Passage given
——————
2016 was a record-breaking year for renewables in Australia

Renewable energy sources provided a record share of Australia’s power mix last year, due to record rainfall and the completion of new wind and solar projects, according to a new report.

The report, Clean Energy Australia Report 2016, was published by the Clean Energy Council (CEC) and details that more than 17 per cent of Australia’s electricity came from renewable energy sources in 2016, a new national record.

In total, renewable energy provided 17.3 per cent of the nation’s power, the equivalent of powering around 8 million homes.

The previous record was reached in 2015, with renewables producing 14.6 per cent of the country’s electricity.

The surge in renewable energy generation was largely thanks to record rainfall in key hydropower catchment areas, and the completion of ten new wind and solar power projects.  

Hydropower saw the most significant growth, increasing by 26 per cent year-over-year to account for 42.3 per cent of the total renewable electricity generated in 2016.

Hydro was followed by wind power, which generated 30.8 per cent of the total, with small-scale solar photovoltaics (PV) and large-scale solar accounting for 16 per cent and 2.3 per cent respectively.

Around 17,500 gigawatt-hours (GWh) of renewable energy was generated in 2016, Australia is aiming to produce 33,000 GWh by 2020.

According to the CEC, 2017 is likely to be “the biggest year for the industry since the iconic Snowy Hydro Scheme was finished more than half a century ago.”
——————
Recorded information
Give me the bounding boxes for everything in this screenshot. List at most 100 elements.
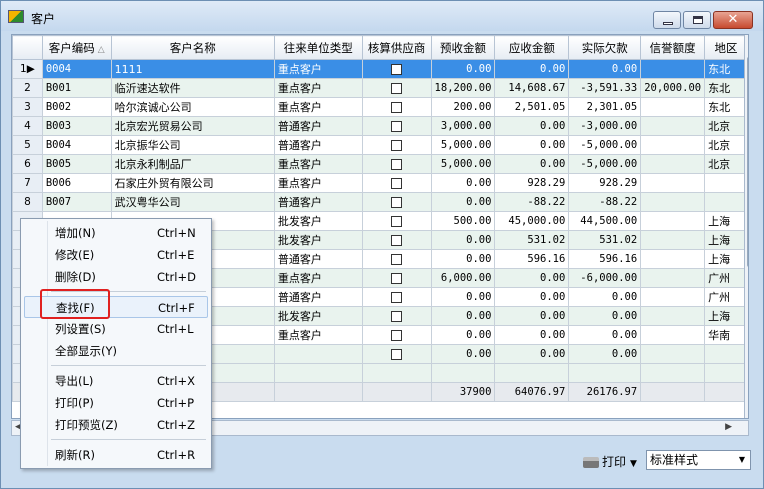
——————
What the exercise asks
Rewrite the article's passage starting at "The previous record" and ending at "GWh by 2020.", putting "year-on-year" in place of "year-over-year". Rely only on the article about Australia's renewable energy record, not on the material.

Correct result
The previous record was reached in 2015, with renewables producing 14.6 per cent of the country’s electricity.

The surge in renewable energy generation was largely thanks to record rainfall in key hydropower catchment areas, and the completion of ten new wind and solar power projects.  

Hydropower saw the most significant growth, increasing by 26 per cent year-on-year to account for 42.3 per cent of the total renewable electricity generated in 2016.

Hydro was followed by wind power, which generated 30.8 per cent of the total, with small-scale solar photovoltaics (PV) and large-scale solar accounting for 16 per cent and 2.3 per cent respectively.

Around 17,500 gigawatt-hours (GWh) of renewable energy was generated in 2016, Australia is aiming to produce 33,000 GWh by 2020.